— start of ENTRIES SHOWN —

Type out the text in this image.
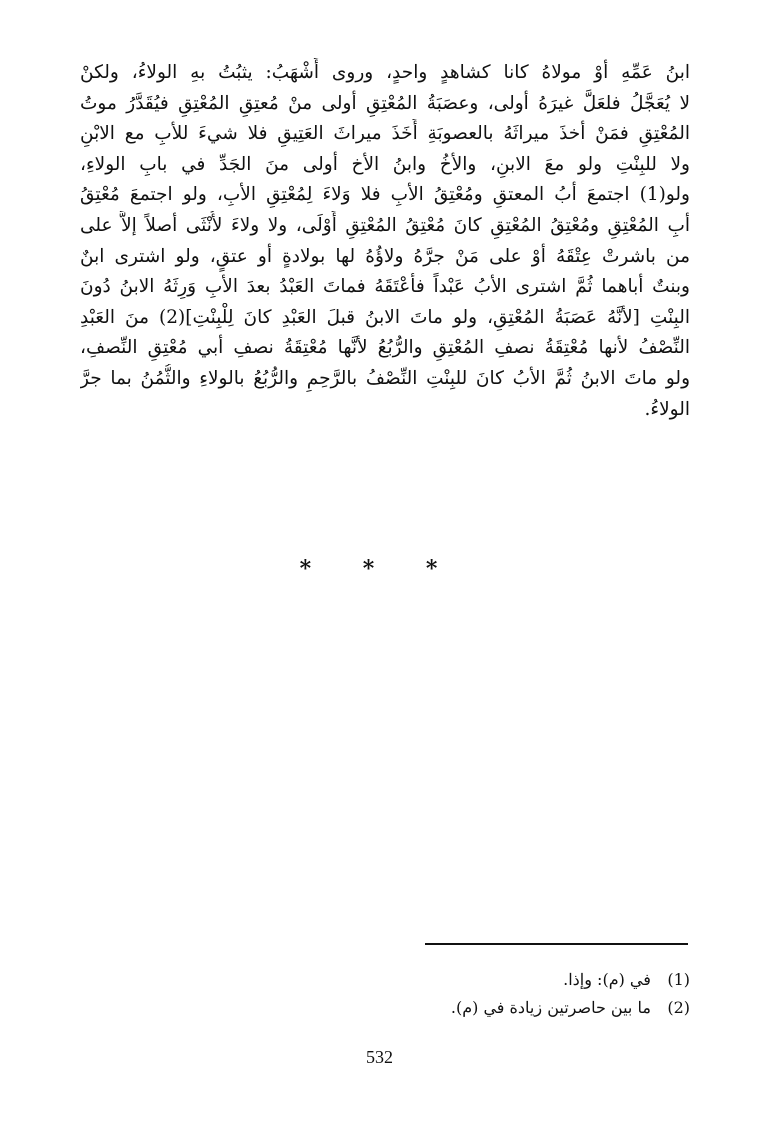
ابنُ عَمِّهِ أوْ مولاهُ كانا كشاهدٍ واحدٍ، وروى أَشْهَبُ: يثبُتُ بهِ الولاءُ، ولكنْ
لا يُعَجَّلُ فلعَلَّ غيرَهُ أولى، وعصَبَةُ المُعْتِقِ أولى منْ مُعتِقِ المُعْتِقِ فيُقَدَّرُ موتُ
المُعْتِقِ فمَنْ أخذَ ميراثَهُ بالعصوبَةِ أَخَذَ ميراثَ العَتِيقِ فلا شيءَ للأبِ مع الابْنِ
ولا للبِنْتِ ولو معَ الابنِ، والأخُ وابنُ الأخ أولى منَ الجَدِّ في بابِ الولاءِ،
ولو(1) اجتمعَ أبُ المعتقِ ومُعْتِقُ الأبِ فلا وَلاءَ لِمُعْتِقِ الأبِ، ولو اجتمعَ مُعْتِقُ
أبِ المُعْتِقِ ومُعْتِقُ المُعْتِقِ كانَ مُعْتِقُ المُعْتِقِ أَوْلَى، ولا ولاءَ لأُنْثَى أصلاً إلاَّ على
من باشرتْ عِتْقَهُ أوْ على مَنْ جرَّهُ ولاؤُهُ لها بولادةٍ أو عتقٍ، ولو اشترى ابنٌ
وبنتٌ أباهما ثُمَّ اشترى الأبُ عَبْداً فأَعْتَقَهُ فماتَ العَبْدُ بعدَ الأبِ وَرِثَهُ الابنُ دُونَ
البِنْتِ [لأنَّهُ عَصَبَةُ المُعْتِقِ، ولو ماتَ الابنُ قبلَ العَبْدِ كانَ لِلْبِنْتِ](2) منَ العَبْدِ
النِّصْفُ لأنها مُعْتِقَةُ نصفِ المُعْتِقِ والرُّبُعُ لأنَّها مُعْتِقَةُ نصفِ أبي مُعْتِقِ النِّصفِ،
ولو ماتَ الابنُ ثُمَّ الأبُ كانَ للبِنْتِ النِّصْفُ بالرَّحِمِ والرُّبُعُ بالولاءِ والثُّمُنُ بما جرَّ
الولاءُ.
* * *
(1) في (م): وإذا.
(2) ما بين حاصرتين زيادة في (م).
532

— end of ENTRIES SHOWN —

Extract the full listing above verbatim; pictures are to be left out of the copy.

FULL ANSWER:
Type out the text in this image.
ابنُ عَمِّهِ أوْ مولاهُ كانا كشاهدٍ واحدٍ، وروى أَشْهَبُ: يثبُتُ بهِ الولاءُ، ولكنْ
لا يُعَجَّلُ فلعَلَّ غيرَهُ أولى، وعصَبَةُ المُعْتِقِ أولى منْ مُعتِقِ المُعْتِقِ فيُقَدَّرُ موتُ
المُعْتِقِ فمَنْ أخذَ ميراثَهُ بالعصوبَةِ أَخَذَ ميراثَ العَتِيقِ فلا شيءَ للأبِ مع الابْنِ
ولا للبِنْتِ ولو معَ الابنِ، والأخُ وابنُ الأخ أولى منَ الجَدِّ في بابِ الولاءِ،
ولو(1) اجتمعَ أبُ المعتقِ ومُعْتِقُ الأبِ فلا وَلاءَ لِمُعْتِقِ الأبِ، ولو اجتمعَ مُعْتِقُ
أبِ المُعْتِقِ ومُعْتِقُ المُعْتِقِ كانَ مُعْتِقُ المُعْتِقِ أَوْلَى، ولا ولاءَ لأُنْثَى أصلاً إلاَّ على
من باشرتْ عِتْقَهُ أوْ على مَنْ جرَّهُ ولاؤُهُ لها بولادةٍ أو عتقٍ، ولو اشترى ابنٌ
وبنتٌ أباهما ثُمَّ اشترى الأبُ عَبْداً فأَعْتَقَهُ فماتَ العَبْدُ بعدَ الأبِ وَرِثَهُ الابنُ دُونَ
البِنْتِ [لأنَّهُ عَصَبَةُ المُعْتِقِ، ولو ماتَ الابنُ قبلَ العَبْدِ كانَ لِلْبِنْتِ](2) منَ العَبْدِ
النِّصْفُ لأنها مُعْتِقَةُ نصفِ المُعْتِقِ والرُّبُعُ لأنَّها مُعْتِقَةُ نصفِ أبي مُعْتِقِ النِّصفِ،
ولو ماتَ الابنُ ثُمَّ الأبُ كانَ للبِنْتِ النِّصْفُ بالرَّحِمِ والرُّبُعُ بالولاءِ والثُّمُنُ بما جرَّ
الولاءُ.
* * *
(1) في (م): وإذا.
(2) ما بين حاصرتين زيادة في (م).
532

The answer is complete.